*GIVEN PROBLEM:* Word for word, copy all the data and drop the pictures.

[Source records]
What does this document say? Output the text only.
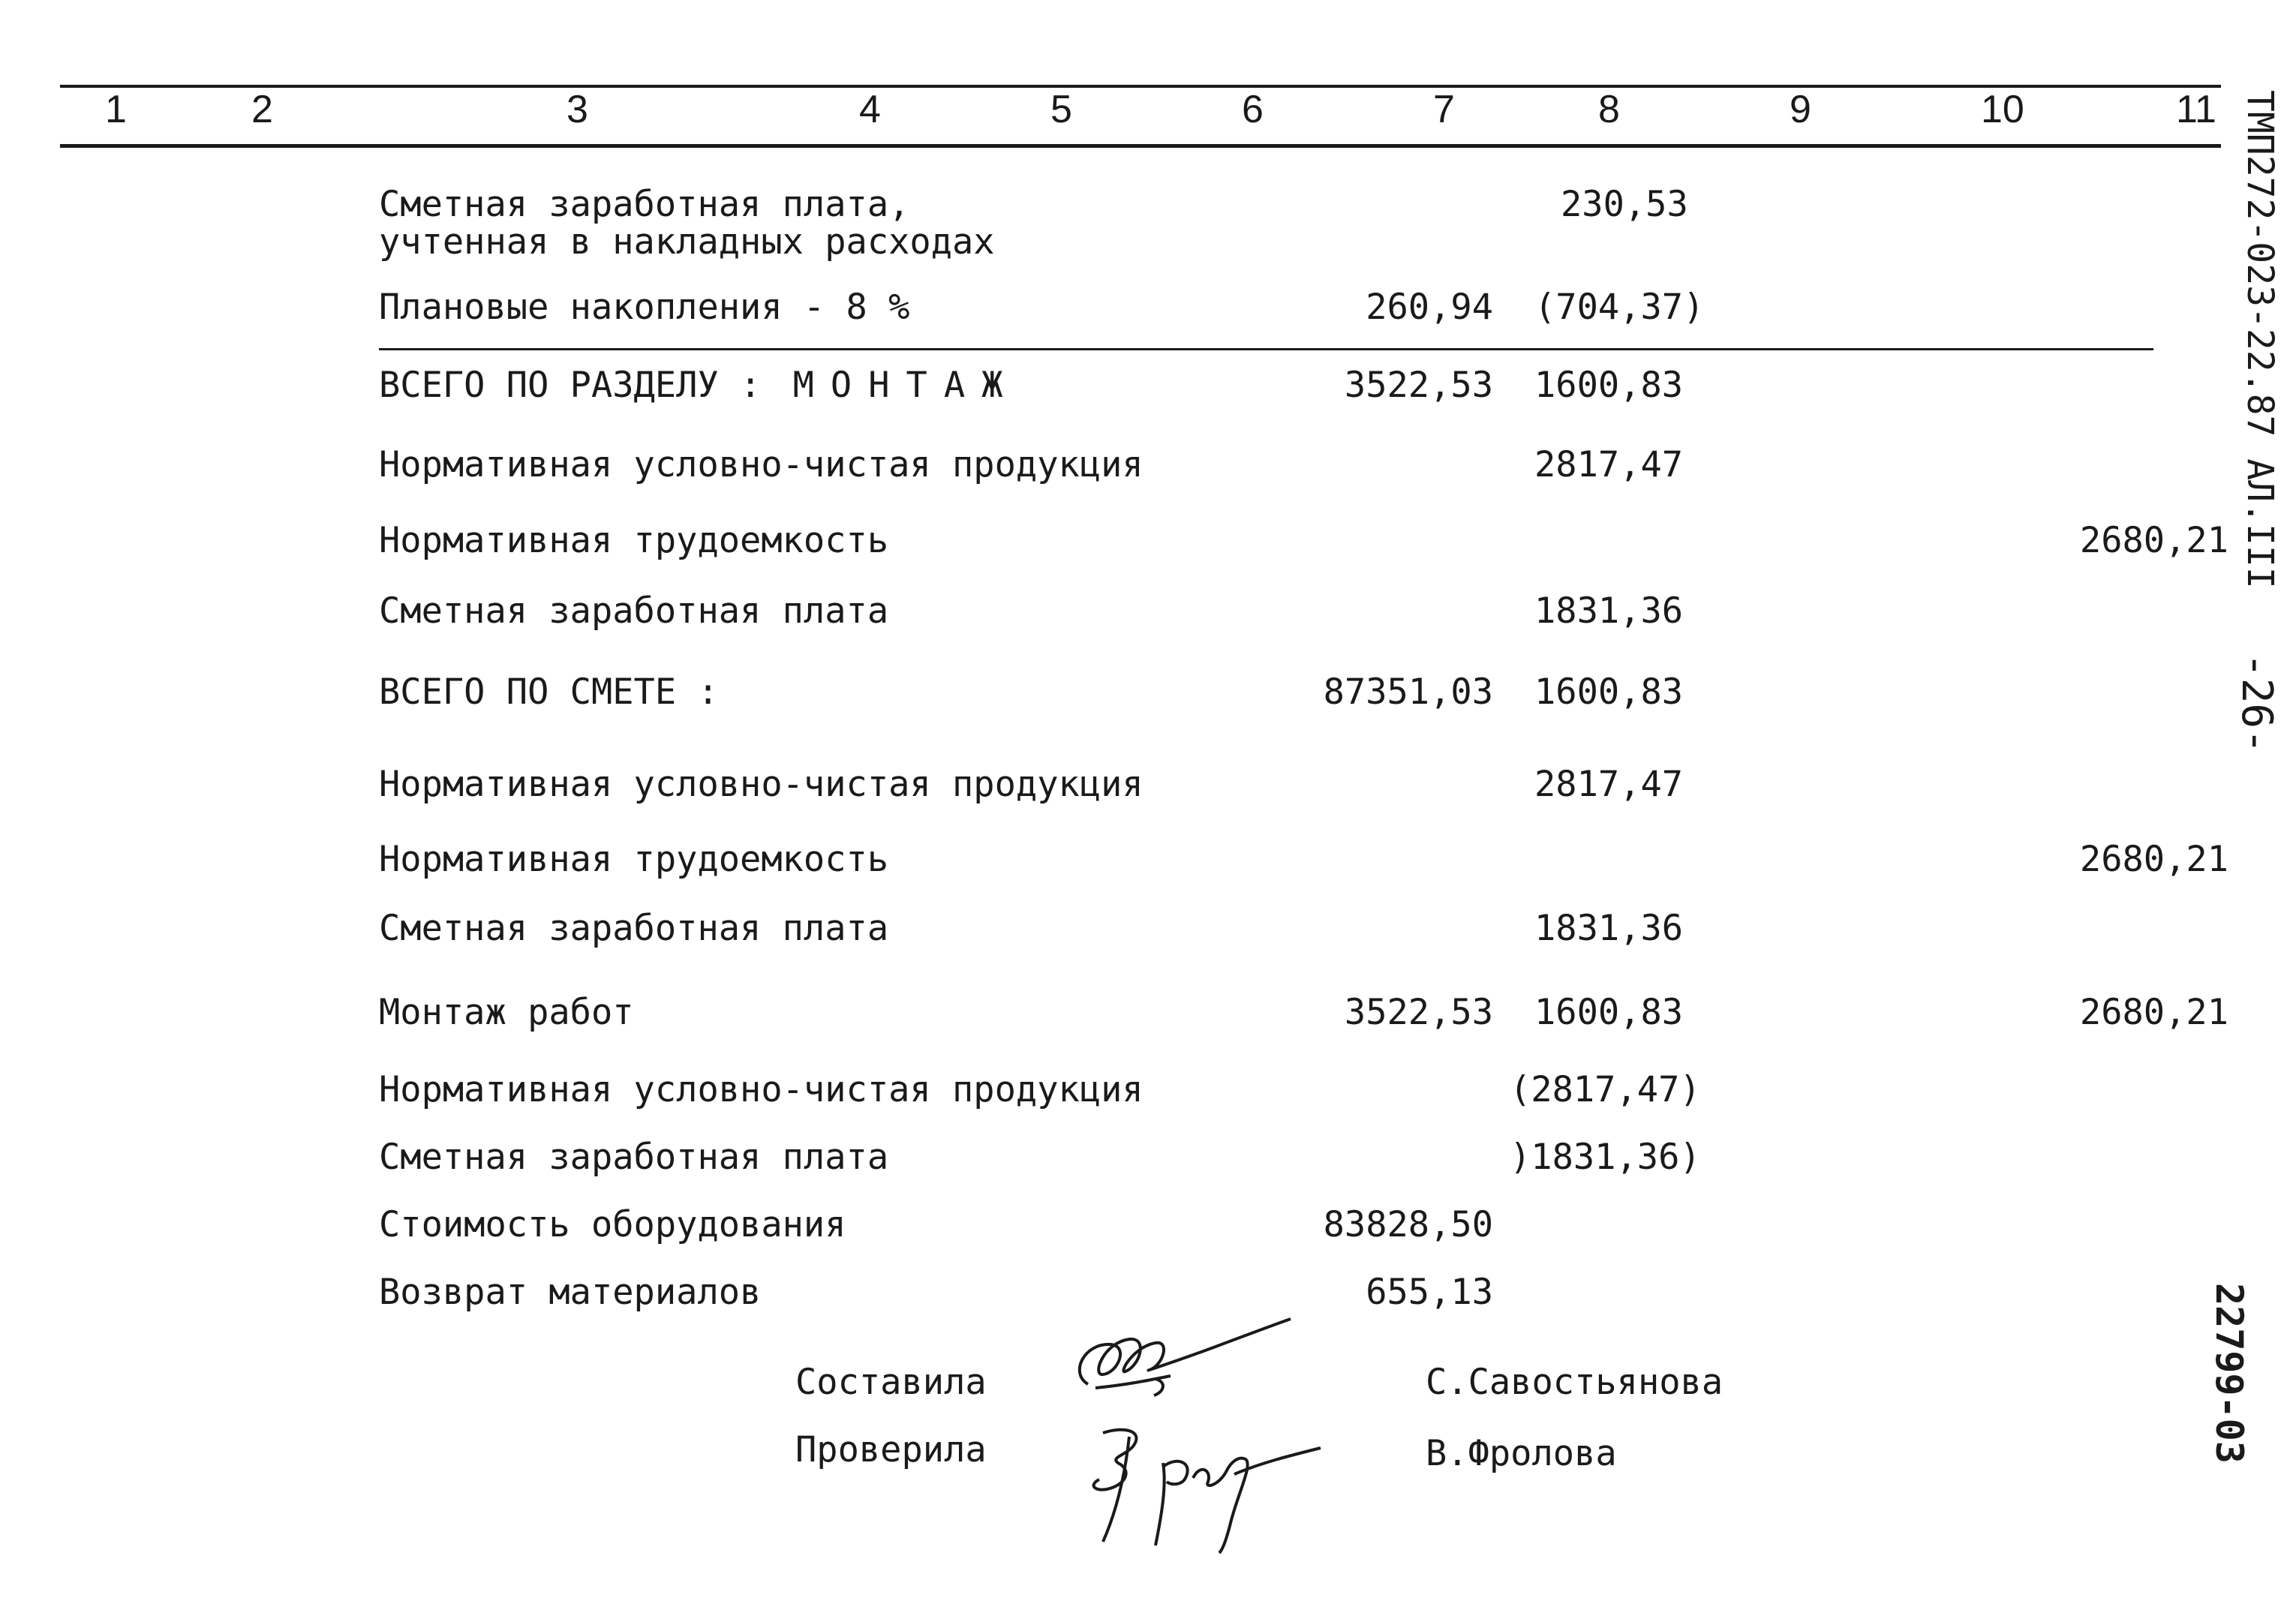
1	2	3	4	5	6	7	8	9	10	11
Сметная заработная плата,
учтенная в накладных расходах
230,53
Плановые накопления - 8 %	260,94 (704,37)
ВСЕГО ПО РАЗДЕЛУ : МОНТАЖ	3522,53 1600,83
Нормативная условно-чистая продукция	2817,47
Нормативная трудоемкость	2680,21
Сметная заработная плата	1831,36
ВСЕГО ПО СМЕТЕ :	87351,03 1600,83
Нормативная условно-чистая продукция	2817,47
Нормативная трудоемкость	2680,21
Сметная заработная плата	1831,36
Монтаж работ	3522,53 1600,83	2680,21
Нормативная условно-чистая продукция	(2817,47)
Сметная заработная плата	)1831,36)
Стоимость оборудования	83828,50
Возврат материалов	655,13
Составила	С.Савостьянова
Проверила	В.Фролова
ТМП272-023-22.87 АЛ.III
-26-
22799-03
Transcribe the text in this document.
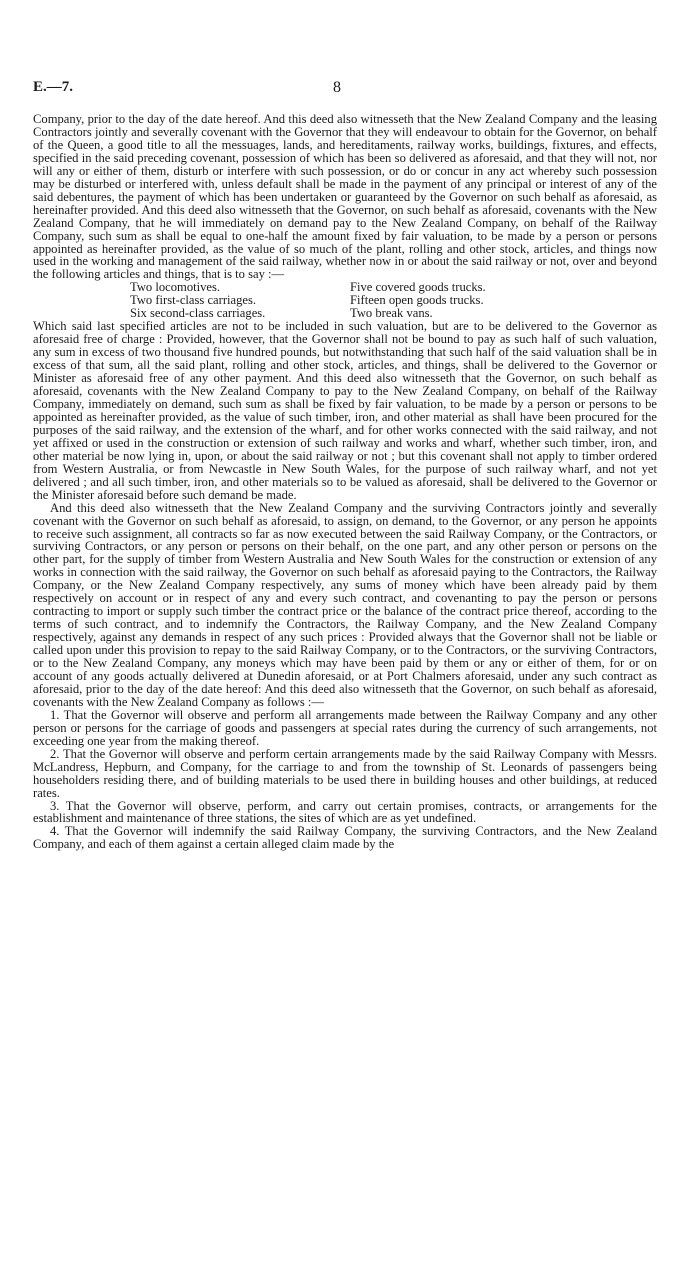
E.—7.	8

Company, prior to the day of the date hereof. And this deed also witnesseth that the New Zealand Company and the leasing Contractors jointly and severally covenant with the Governor that they will endeavour to obtain for the Governor, on behalf of the Queen, a good title to all the messuages, lands, and hereditaments, railway works, buildings, fixtures, and effects, specified in the said preceding covenant, possession of which has been so delivered as aforesaid, and that they will not, nor will any or either of them, disturb or interfere with such possession, or do or concur in any act whereby such possession may be disturbed or interfered with, unless default shall be made in the payment of any principal or interest of any of the said debentures, the payment of which has been undertaken or guaranteed by the Governor on such behalf as aforesaid, as hereinafter provided. And this deed also witnesseth that the Governor, on such behalf as aforesaid, covenants with the New Zealand Company, that he will immediately on demand pay to the New Zealand Company, on behalf of the Railway Company, such sum as shall be equal to one-half the amount fixed by fair valuation, to be made by a person or persons appointed as hereinafter provided, as the value of so much of the plant, rolling and other stock, articles, and things now used in the working and management of the said railway, whether now in or about the said railway or not, over and beyond the following articles and things, that is to say :—

Two locomotives.	Five covered goods trucks.
Two first-class carriages.	Fifteen open goods trucks.
Six second-class carriages.	Two break vans.

Which said last specified articles are not to be included in such valuation, but are to be delivered to the Governor as aforesaid free of charge : Provided, however, that the Governor shall not be bound to pay as such half of such valuation, any sum in excess of two thousand five hundred pounds, but notwithstanding that such half of the said valuation shall be in excess of that sum, all the said plant, rolling and other stock, articles, and things, shall be delivered to the Governor or Minister as aforesaid free of any other payment. And this deed also witnesseth that the Governor, on such behalf as aforesaid, covenants with the New Zealand Company to pay to the New Zealand Company, on behalf of the Railway Company, immediately on demand, such sum as shall be fixed by fair valuation, to be made by a person or persons to be appointed as hereinafter provided, as the value of such timber, iron, and other material as shall have been procured for the purposes of the said railway, and the extension of the wharf, and for other works connected with the said railway, and not yet affixed or used in the construction or extension of such railway and works and wharf, whether such timber, iron, and other material be now lying in, upon, or about the said railway or not ; but this covenant shall not apply to timber ordered from Western Australia, or from Newcastle in New South Wales, for the purpose of such railway wharf, and not yet delivered ; and all such timber, iron, and other materials so to be valued as aforesaid, shall be delivered to the Governor or the Minister aforesaid before such demand be made.

And this deed also witnesseth that the New Zealand Company and the surviving Contractors jointly and severally covenant with the Governor on such behalf as aforesaid, to assign, on demand, to the Governor, or any person he appoints to receive such assignment, all contracts so far as now executed between the said Railway Company, or the Contractors, or surviving Contractors, or any person or persons on their behalf, on the one part, and any other person or persons on the other part, for the supply of timber from Western Australia and New South Wales for the construction or extension of any works in connection with the said railway, the Governor on such behalf as aforesaid paying to the Contractors, the Railway Company, or the New Zealand Company respectively, any sums of money which have been already paid by them respectively on account or in respect of any and every such contract, and covenanting to pay the person or persons contracting to import or supply such timber the contract price or the balance of the contract price thereof, according to the terms of such contract, and to indemnify the Contractors, the Railway Company, and the New Zealand Company respectively, against any demands in respect of any such prices : Provided always that the Governor shall not be liable or called upon under this provision to repay to the said Railway Company, or to the Contractors, or the surviving Contractors, or to the New Zealand Company, any moneys which may have been paid by them or any or either of them, for or on account of any goods actually delivered at Dunedin aforesaid, or at Port Chalmers aforesaid, under any such contract as aforesaid, prior to the day of the date hereof: And this deed also witnesseth that the Governor, on such behalf as aforesaid, covenants with the New Zealand Company as follows :—

1. That the Governor will observe and perform all arrangements made between the Railway Company and any other person or persons for the carriage of goods and passengers at special rates during the currency of such arrangements, not exceeding one year from the making thereof.

2. That the Governor will observe and perform certain arrangements made by the said Railway Company with Messrs. McLandress, Hepburn, and Company, for the carriage to and from the township of St. Leonards of passengers being householders residing there, and of building materials to be used there in building houses and other buildings, at reduced rates.

3. That the Governor will observe, perform, and carry out certain promises, contracts, or arrangements for the establishment and maintenance of three stations, the sites of which are as yet undefined.

4. That the Governor will indemnify the said Railway Company, the surviving Contractors, and the New Zealand Company, and each of them against a certain alleged claim made by the
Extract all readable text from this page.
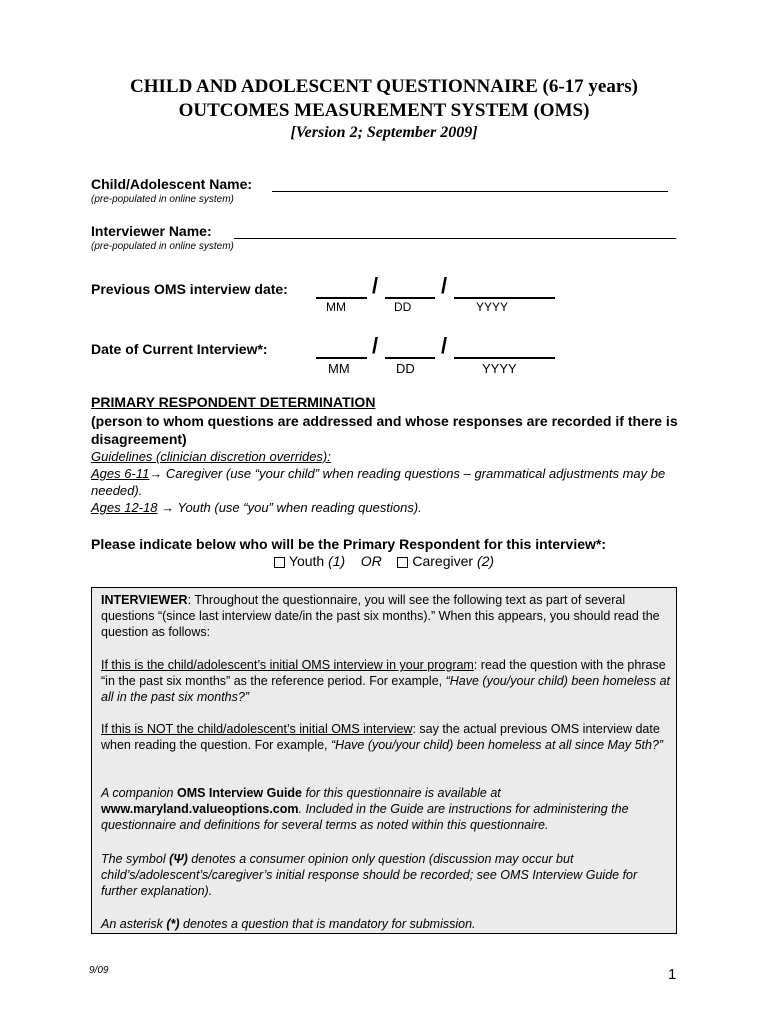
CHILD AND ADOLESCENT QUESTIONNAIRE (6-17 years)
OUTCOMES MEASUREMENT SYSTEM (OMS)
[Version 2; September 2009]
Child/Adolescent Name:
(pre-populated in online system)
Interviewer Name:
(pre-populated in online system)
Previous OMS interview date:	/	/
MM	DD	YYYY
Date of Current Interview*:	/	/
MM	DD	YYYY
PRIMARY RESPONDENT DETERMINATION
(person to whom questions are addressed and whose responses are recorded if there is disagreement)
Guidelines (clinician discretion overrides):
Ages 6-11→ Caregiver (use “your child” when reading questions – grammatical adjustments may be needed).
Ages 12-18 → Youth (use “you” when reading questions).
Please indicate below who will be the Primary Respondent for this interview*:
Youth (1) OR Caregiver (2)
INTERVIEWER: Throughout the questionnaire, you will see the following text as part of several questions “(since last interview date/in the past six months).” When this appears, you should read the question as follows:
If this is the child/adolescent’s initial OMS interview in your program: read the question with the phrase “in the past six months” as the reference period. For example, “Have (you/your child) been homeless at all in the past six months?”
If this is NOT the child/adolescent’s initial OMS interview: say the actual previous OMS interview date when reading the question. For example, “Have (you/your child) been homeless at all since May 5th?”
A companion OMS Interview Guide for this questionnaire is available at www.maryland.valueoptions.com. Included in the Guide are instructions for administering the questionnaire and definitions for several terms as noted within this questionnaire.
The symbol (Ψ) denotes a consumer opinion only question (discussion may occur but child’s/adolescent’s/caregiver’s initial response should be recorded; see OMS Interview Guide for further explanation).
An asterisk (*) denotes a question that is mandatory for submission.
9/09	1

*WRITTEN REPLY:*
What does this document say? Output the text only.
1	2	3	4	5	6	7	8	9	10	11
Сметная заработная плата,
учтенная в накладных расходах
230,53
Плановые накопления - 8 %	260,94 (704,37)
ВСЕГО ПО РАЗДЕЛУ : МОНТАЖ	3522,53 1600,83
Нормативная условно-чистая продукция	2817,47
Нормативная трудоемкость	2680,21
Сметная заработная плата	1831,36
ВСЕГО ПО СМЕТЕ :	87351,03 1600,83
Нормативная условно-чистая продукция	2817,47
Нормативная трудоемкость	2680,21
Сметная заработная плата	1831,36
Монтаж работ	3522,53 1600,83	2680,21
Нормативная условно-чистая продукция	(2817,47)
Сметная заработная плата	)1831,36)
Стоимость оборудования	83828,50
Возврат материалов	655,13
Составила	С.Савостьянова
Проверила	В.Фролова
ТМП272-023-22.87 АЛ.III
-26-
22799-03
Transcribe the text in this document.
E.—7.	8

Company, prior to the day of the date hereof. And this deed also witnesseth that the New Zealand Company and the leasing Contractors jointly and severally covenant with the Governor that they will endeavour to obtain for the Governor, on behalf of the Queen, a good title to all the messuages, lands, and hereditaments, railway works, buildings, fixtures, and effects, specified in the said preceding covenant, possession of which has been so delivered as aforesaid, and that they will not, nor will any or either of them, disturb or interfere with such possession, or do or concur in any act whereby such possession may be disturbed or interfered with, unless default shall be made in the payment of any principal or interest of any of the said debentures, the payment of which has been undertaken or guaranteed by the Governor on such behalf as aforesaid, as hereinafter provided. And this deed also witnesseth that the Governor, on such behalf as aforesaid, covenants with the New Zealand Company, that he will immediately on demand pay to the New Zealand Company, on behalf of the Railway Company, such sum as shall be equal to one-half the amount fixed by fair valuation, to be made by a person or persons appointed as hereinafter provided, as the value of so much of the plant, rolling and other stock, articles, and things now used in the working and management of the said railway, whether now in or about the said railway or not, over and beyond the following articles and things, that is to say :—

Two locomotives.	Five covered goods trucks.
Two first-class carriages.	Fifteen open goods trucks.
Six second-class carriages.	Two break vans.

Which said last specified articles are not to be included in such valuation, but are to be delivered to the Governor as aforesaid free of charge : Provided, however, that the Governor shall not be bound to pay as such half of such valuation, any sum in excess of two thousand five hundred pounds, but notwithstanding that such half of the said valuation shall be in excess of that sum, all the said plant, rolling and other stock, articles, and things, shall be delivered to the Governor or Minister as aforesaid free of any other payment. And this deed also witnesseth that the Governor, on such behalf as aforesaid, covenants with the New Zealand Company to pay to the New Zealand Company, on behalf of the Railway Company, immediately on demand, such sum as shall be fixed by fair valuation, to be made by a person or persons to be appointed as hereinafter provided, as the value of such timber, iron, and other material as shall have been procured for the purposes of the said railway, and the extension of the wharf, and for other works connected with the said railway, and not yet affixed or used in the construction or extension of such railway and works and wharf, whether such timber, iron, and other material be now lying in, upon, or about the said railway or not ; but this covenant shall not apply to timber ordered from Western Australia, or from Newcastle in New South Wales, for the purpose of such railway wharf, and not yet delivered ; and all such timber, iron, and other materials so to be valued as aforesaid, shall be delivered to the Governor or the Minister aforesaid before such demand be made.

And this deed also witnesseth that the New Zealand Company and the surviving Contractors jointly and severally covenant with the Governor on such behalf as aforesaid, to assign, on demand, to the Governor, or any person he appoints to receive such assignment, all contracts so far as now executed between the said Railway Company, or the Contractors, or surviving Contractors, or any person or persons on their behalf, on the one part, and any other person or persons on the other part, for the supply of timber from Western Australia and New South Wales for the construction or extension of any works in connection with the said railway, the Governor on such behalf as aforesaid paying to the Contractors, the Railway Company, or the New Zealand Company respectively, any sums of money which have been already paid by them respectively on account or in respect of any and every such contract, and covenanting to pay the person or persons contracting to import or supply such timber the contract price or the balance of the contract price thereof, according to the terms of such contract, and to indemnify the Contractors, the Railway Company, and the New Zealand Company respectively, against any demands in respect of any such prices : Provided always that the Governor shall not be liable or called upon under this provision to repay to the said Railway Company, or to the Contractors, or the surviving Contractors, or to the New Zealand Company, any moneys which may have been paid by them or any or either of them, for or on account of any goods actually delivered at Dunedin aforesaid, or at Port Chalmers aforesaid, under any such contract as aforesaid, prior to the day of the date hereof: And this deed also witnesseth that the Governor, on such behalf as aforesaid, covenants with the New Zealand Company as follows :—

1. That the Governor will observe and perform all arrangements made between the Railway Company and any other person or persons for the carriage of goods and passengers at special rates during the currency of such arrangements, not exceeding one year from the making thereof.

2. That the Governor will observe and perform certain arrangements made by the said Railway Company with Messrs. McLandress, Hepburn, and Company, for the carriage to and from the township of St. Leonards of passengers being householders residing there, and of building materials to be used there in building houses and other buildings, at reduced rates.

3. That the Governor will observe, perform, and carry out certain promises, contracts, or arrangements for the establishment and maintenance of three stations, the sites of which are as yet undefined.

4. That the Governor will indemnify the said Railway Company, the surviving Contractors, and the New Zealand Company, and each of them against a certain alleged claim made by the
Extract all readable text from this page.
CHILD AND ADOLESCENT QUESTIONNAIRE (6-17 years)
OUTCOMES MEASUREMENT SYSTEM (OMS)
[Version 2; September 2009]
Child/Adolescent Name:
(pre-populated in online system)
Interviewer Name:
(pre-populated in online system)
Previous OMS interview date:	/	/
MM	DD	YYYY
Date of Current Interview*:	/	/
MM	DD	YYYY
PRIMARY RESPONDENT DETERMINATION
(person to whom questions are addressed and whose responses are recorded if there is disagreement)
Guidelines (clinician discretion overrides):
Ages 6-11→ Caregiver (use “your child” when reading questions – grammatical adjustments may be needed).
Ages 12-18 → Youth (use “you” when reading questions).
Please indicate below who will be the Primary Respondent for this interview*:
Youth (1) OR Caregiver (2)
INTERVIEWER: Throughout the questionnaire, you will see the following text as part of several questions “(since last interview date/in the past six months).” When this appears, you should read the question as follows:
If this is the child/adolescent’s initial OMS interview in your program: read the question with the phrase “in the past six months” as the reference period. For example, “Have (you/your child) been homeless at all in the past six months?”
If this is NOT the child/adolescent’s initial OMS interview: say the actual previous OMS interview date when reading the question. For example, “Have (you/your child) been homeless at all since May 5th?”
A companion OMS Interview Guide for this questionnaire is available at www.maryland.valueoptions.com. Included in the Guide are instructions for administering the questionnaire and definitions for several terms as noted within this questionnaire.
The symbol (Ψ) denotes a consumer opinion only question (discussion may occur but child’s/adolescent’s/caregiver’s initial response should be recorded; see OMS Interview Guide for further explanation).
An asterisk (*) denotes a question that is mandatory for submission.
9/09	1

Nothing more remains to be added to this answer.